Excerpts from a figure dataset
§

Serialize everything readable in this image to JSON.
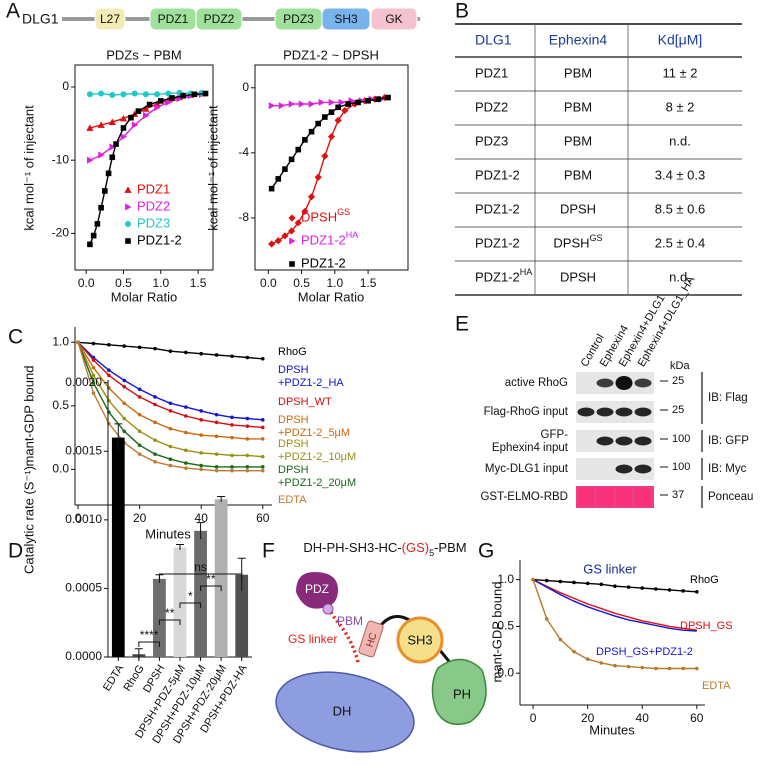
{
  "panel_labels": [
    "A",
    "B",
    "C",
    "D",
    "E",
    "F",
    "G"
  ],
  "domain_bar": {
    "protein": "DLG1",
    "domains": [
      "L27",
      "PDZ1",
      "PDZ2",
      "PDZ3",
      "SH3",
      "GK"
    ]
  },
  "chart_data": [
    {
      "type": "scatter",
      "title": "PDZs ~ PBM",
      "x_label": "Molar Ratio",
      "y_label": "kcal mol⁻¹ of injectant",
      "xlim": [
        -0.15,
        1.7
      ],
      "ylim": [
        -25,
        3
      ],
      "xticks": [
        {
          "value": 0,
          "label": "0.0"
        },
        {
          "value": 0.5,
          "label": "0.5"
        },
        {
          "value": 1,
          "label": "1.0"
        },
        {
          "value": 1.5,
          "label": "1.5"
        }
      ],
      "yticks": [
        0,
        -10,
        -20
      ],
      "series": [
        {
          "name": "PDZ1",
          "color": "#e01010",
          "marker": "triangle",
          "x": [
            0.05,
            0.2,
            0.35,
            0.5,
            0.65,
            0.8,
            0.95,
            1.1,
            1.25,
            1.4,
            1.55
          ],
          "values": [
            -5.6,
            -5.2,
            -4.8,
            -4.3,
            -3.7,
            -3.0,
            -2.3,
            -1.8,
            -1.4,
            -1.1,
            -0.9
          ]
        },
        {
          "name": "PDZ2",
          "color": "#e020e0",
          "marker": "triangle-right",
          "x": [
            0.05,
            0.2,
            0.35,
            0.5,
            0.65,
            0.8,
            0.95,
            1.1,
            1.25,
            1.4,
            1.55
          ],
          "values": [
            -10.0,
            -9.3,
            -8.2,
            -6.8,
            -5.2,
            -3.9,
            -2.8,
            -2.1,
            -1.6,
            -1.2,
            -1.0
          ]
        },
        {
          "name": "PDZ3",
          "color": "#20c8c8",
          "marker": "circle",
          "x": [
            0.05,
            0.2,
            0.35,
            0.5,
            0.65,
            0.8,
            0.95,
            1.1,
            1.25,
            1.4,
            1.55
          ],
          "values": [
            -1.0,
            -0.9,
            -1.1,
            -1.0,
            -0.9,
            -1.0,
            -1.0,
            -0.9,
            -0.8,
            -0.9,
            -0.8
          ]
        },
        {
          "name": "PDZ1-2",
          "color": "#000000",
          "marker": "square",
          "x": [
            0.05,
            0.1,
            0.15,
            0.2,
            0.25,
            0.3,
            0.35,
            0.4,
            0.5,
            0.6,
            0.7,
            0.85,
            1.0,
            1.15,
            1.3,
            1.45,
            1.6
          ],
          "values": [
            -21.5,
            -20.3,
            -18.7,
            -16.5,
            -14.2,
            -11.8,
            -9.6,
            -7.8,
            -5.6,
            -4.2,
            -3.3,
            -2.4,
            -1.9,
            -1.5,
            -1.2,
            -1.0,
            -0.9
          ]
        }
      ]
    },
    {
      "type": "scatter",
      "title": "PDZ1-2 ~ DPSH",
      "x_label": "Molar Ratio",
      "y_label": "kcal mol⁻¹ of injectant",
      "xlim": [
        -0.2,
        2.1
      ],
      "ylim": [
        -11.2,
        1.4
      ],
      "xticks": [
        {
          "value": 0,
          "label": "0.0"
        },
        {
          "value": 0.5,
          "label": "0.5"
        },
        {
          "value": 1,
          "label": "1.0"
        },
        {
          "value": 1.5,
          "label": "1.5"
        }
      ],
      "yticks": [
        0,
        -4,
        -8
      ],
      "series": [
        {
          "name": "DPSH",
          "sup": "GS",
          "color": "#e01010",
          "marker": "diamond",
          "x": [
            0.05,
            0.15,
            0.25,
            0.35,
            0.45,
            0.55,
            0.65,
            0.75,
            0.85,
            0.95,
            1.05,
            1.15,
            1.3,
            1.45,
            1.6,
            1.75
          ],
          "values": [
            -9.6,
            -9.4,
            -9.1,
            -8.8,
            -8.3,
            -7.6,
            -6.7,
            -5.5,
            -4.2,
            -3.0,
            -2.0,
            -1.4,
            -1.0,
            -0.8,
            -0.7,
            -0.6
          ]
        },
        {
          "name": "PDZ1-2",
          "sup": "HA",
          "color": "#e020e0",
          "marker": "triangle-right",
          "x": [
            0.05,
            0.2,
            0.35,
            0.5,
            0.65,
            0.8,
            0.95,
            1.1,
            1.25,
            1.4,
            1.55,
            1.7
          ],
          "values": [
            -1.1,
            -1.1,
            -1.0,
            -1.0,
            -1.0,
            -0.9,
            -0.9,
            -0.9,
            -0.8,
            -0.8,
            -0.7,
            -0.7
          ]
        },
        {
          "name": "PDZ1-2",
          "color": "#000000",
          "marker": "square",
          "x": [
            0.05,
            0.15,
            0.25,
            0.35,
            0.45,
            0.55,
            0.65,
            0.75,
            0.85,
            0.95,
            1.05,
            1.2,
            1.35,
            1.5,
            1.65,
            1.8
          ],
          "values": [
            -6.2,
            -5.6,
            -5.0,
            -4.4,
            -3.8,
            -3.2,
            -2.7,
            -2.2,
            -1.8,
            -1.5,
            -1.2,
            -1.0,
            -0.9,
            -0.8,
            -0.7,
            -0.6
          ]
        }
      ]
    },
    {
      "type": "line",
      "x_label": "Minutes",
      "y_label": "mant-GDP bound",
      "x": [
        0,
        5,
        10,
        15,
        20,
        25,
        30,
        35,
        40,
        45,
        50,
        55,
        60
      ],
      "xlim": [
        -1,
        63
      ],
      "ylim": [
        -0.28,
        1.12
      ],
      "xticks": [
        0,
        20,
        40,
        60
      ],
      "yticks": [
        {
          "value": 0,
          "label": "0.0"
        },
        {
          "value": 0.5,
          "label": "0.5"
        },
        {
          "value": 1,
          "label": "1.0"
        }
      ],
      "series": [
        {
          "name": "RhoG",
          "color": "#000000",
          "marker": "dot",
          "values": [
            1.0,
            0.99,
            0.98,
            0.97,
            0.96,
            0.95,
            0.93,
            0.92,
            0.91,
            0.9,
            0.89,
            0.88,
            0.87
          ]
        },
        {
          "name": "DPSH\n+PDZ1-2_HA",
          "color": "#1414d0",
          "marker": "dot",
          "values": [
            1.0,
            0.88,
            0.78,
            0.7,
            0.63,
            0.57,
            0.52,
            0.49,
            0.46,
            0.43,
            0.41,
            0.4,
            0.39
          ]
        },
        {
          "name": "DPSH_WT",
          "color": "#d01010",
          "marker": "dot",
          "values": [
            1.0,
            0.86,
            0.74,
            0.65,
            0.57,
            0.51,
            0.46,
            0.42,
            0.39,
            0.37,
            0.35,
            0.34,
            0.33
          ]
        },
        {
          "name": "DPSH\n+PDZ1-2_5μM",
          "color": "#cc6a10",
          "marker": "dot",
          "values": [
            1.0,
            0.8,
            0.64,
            0.52,
            0.43,
            0.37,
            0.32,
            0.29,
            0.27,
            0.26,
            0.25,
            0.24,
            0.24
          ]
        },
        {
          "name": "DPSH\n+PDZ1-2_10μM",
          "color": "#9a9010",
          "marker": "dot",
          "values": [
            1.0,
            0.74,
            0.54,
            0.4,
            0.3,
            0.23,
            0.18,
            0.15,
            0.13,
            0.12,
            0.11,
            0.11,
            0.1
          ]
        },
        {
          "name": "DPSH\n+PDZ1-2_20μM",
          "color": "#1a6a1a",
          "marker": "dot",
          "values": [
            1.0,
            0.68,
            0.45,
            0.3,
            0.19,
            0.12,
            0.08,
            0.05,
            0.03,
            0.02,
            0.02,
            0.02,
            0.02
          ]
        },
        {
          "name": "EDTA",
          "color": "#c07a30",
          "marker": "dot",
          "values": [
            1.0,
            0.6,
            0.36,
            0.21,
            0.12,
            0.06,
            0.03,
            0.01,
            0.0,
            -0.01,
            -0.01,
            -0.01,
            -0.01
          ]
        }
      ]
    },
    {
      "type": "bar",
      "y_label": "Catalytic rate (S⁻¹)",
      "categories": [
        "EDTA",
        "RhoG",
        "DPSH",
        "DPSH+PDZ-5μM",
        "DPSH+PDZ-10μM",
        "DPSH+PDZ-20μM",
        "DPSH+PDZ-HA"
      ],
      "values": [
        0.0016,
        2e-05,
        0.00057,
        0.0008,
        0.00092,
        0.00115,
        0.0006
      ],
      "errors": [
        0.0001,
        4e-05,
        3e-05,
        2e-05,
        6e-05,
        2e-05,
        0.00012
      ],
      "colors": [
        "#000000",
        "#444444",
        "#6e6e6e",
        "#d8d8d8",
        "#6a6a6a",
        "#b0b0b0",
        "#505050"
      ],
      "ylim": [
        0,
        0.00202
      ],
      "yticks": [
        {
          "value": 0,
          "label": "0.0000"
        },
        {
          "value": 0.0005,
          "label": "0.0005"
        },
        {
          "value": 0.001,
          "label": "0.0010"
        },
        {
          "value": 0.0015,
          "label": "0.0015"
        },
        {
          "value": 0.002,
          "label": "0.0020"
        }
      ],
      "significance": [
        {
          "pair": [
            "DPSH",
            "DPSH+PDZ-HA"
          ],
          "label": "ns"
        },
        {
          "pair": [
            "RhoG",
            "DPSH"
          ],
          "label": "****"
        },
        {
          "pair": [
            "DPSH",
            "DPSH+PDZ-5μM"
          ],
          "label": "**"
        },
        {
          "pair": [
            "DPSH+PDZ-5μM",
            "DPSH+PDZ-10μM"
          ],
          "label": "*"
        },
        {
          "pair": [
            "DPSH+PDZ-10μM",
            "DPSH+PDZ-20μM"
          ],
          "label": "**"
        }
      ]
    },
    {
      "type": "line",
      "title": "GS linker",
      "title_color": "#1a2a9a",
      "x_label": "Minutes",
      "y_label": "mant-GDP bound",
      "x": [
        0,
        5,
        10,
        15,
        20,
        25,
        30,
        35,
        40,
        45,
        50,
        55,
        60
      ],
      "xlim": [
        -4.8,
        63
      ],
      "ylim": [
        -0.34,
        1.21
      ],
      "xticks": [
        0,
        20,
        40,
        60
      ],
      "yticks": [
        {
          "value": 0,
          "label": "0.0"
        },
        {
          "value": 0.5,
          "label": "0.5"
        },
        {
          "value": 1,
          "label": "1.0"
        }
      ],
      "series": [
        {
          "name": "RhoG",
          "color": "#000000",
          "marker": "dot",
          "values": [
            1.0,
            0.99,
            0.98,
            0.97,
            0.96,
            0.95,
            0.93,
            0.92,
            0.91,
            0.9,
            0.89,
            0.88,
            0.87
          ]
        },
        {
          "name": "DPSH_GS",
          "color": "#e01010",
          "values": [
            1.0,
            0.93,
            0.86,
            0.8,
            0.74,
            0.69,
            0.64,
            0.6,
            0.56,
            0.53,
            0.5,
            0.48,
            0.46
          ]
        },
        {
          "name": "DPSH_GS+PDZ1-2",
          "color": "#1414d0",
          "values": [
            1.0,
            0.92,
            0.84,
            0.77,
            0.71,
            0.66,
            0.61,
            0.57,
            0.54,
            0.51,
            0.48,
            0.46,
            0.45
          ]
        },
        {
          "name": "EDTA",
          "color": "#b87a28",
          "marker": "dot",
          "values": [
            1.0,
            0.58,
            0.36,
            0.23,
            0.15,
            0.11,
            0.08,
            0.07,
            0.06,
            0.05,
            0.05,
            0.05,
            0.05
          ]
        }
      ]
    }
  ],
  "table": {
    "header": [
      "DLG1",
      "Ephexin4",
      "Kd[μM]"
    ],
    "rows": [
      [
        {
          "text": "PDZ1"
        },
        {
          "text": "PBM"
        },
        {
          "text": "11 ± 2"
        }
      ],
      [
        {
          "text": "PDZ2"
        },
        {
          "text": "PBM"
        },
        {
          "text": "8 ± 2"
        }
      ],
      [
        {
          "text": "PDZ3"
        },
        {
          "text": "PBM"
        },
        {
          "text": "n.d."
        }
      ],
      [
        {
          "text": "PDZ1-2"
        },
        {
          "text": "PBM"
        },
        {
          "text": "3.4 ± 0.3"
        }
      ],
      [
        {
          "text": "PDZ1-2"
        },
        {
          "text": "DPSH"
        },
        {
          "text": "8.5 ± 0.6"
        }
      ],
      [
        {
          "text": "PDZ1-2"
        },
        {
          "text": "DPSH",
          "sup": "GS"
        },
        {
          "text": "2.5 ± 0.4"
        }
      ],
      [
        {
          "text": "PDZ1-2",
          "sup": "HA"
        },
        {
          "text": "DPSH"
        },
        {
          "text": "n.d."
        }
      ]
    ]
  },
  "blot": {
    "lanes": [
      "Control",
      "Ephexin4",
      "Ephexin4+DLG1",
      "Ephexin4+DLG1_HA"
    ],
    "kda_label": "kDa",
    "rows": [
      {
        "label": "active RhoG",
        "marker": 25
      },
      {
        "label": "Flag-RhoG input",
        "marker": 25
      },
      {
        "label": "GFP-\nEphexin4 input",
        "marker": 100
      },
      {
        "label": "Myc-DLG1 input",
        "marker": 100
      },
      {
        "label": "GST-ELMO-RBD",
        "marker": 37
      }
    ],
    "antibodies": [
      "IB: Flag",
      "IB: GFP",
      "IB: Myc",
      "Ponceau"
    ]
  },
  "diagram": {
    "construct": {
      "before": "DH-PH-SH3-HC-",
      "highlight": "(GS)",
      "subscript": "5",
      "after": "-PBM"
    },
    "labels": {
      "pdz": "PDZ",
      "pbm": "PBM",
      "linker": "GS linker",
      "hc": "HC",
      "sh3": "SH3",
      "ph": "PH",
      "dh": "DH"
    }
  }
}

§

Starting from the records above, copy each line where the string "input" is found.

        "label": "Flag-RhoG input",
        "label": "GFP-\nEphexin4 input",
        "label": "Myc-DLG1 input",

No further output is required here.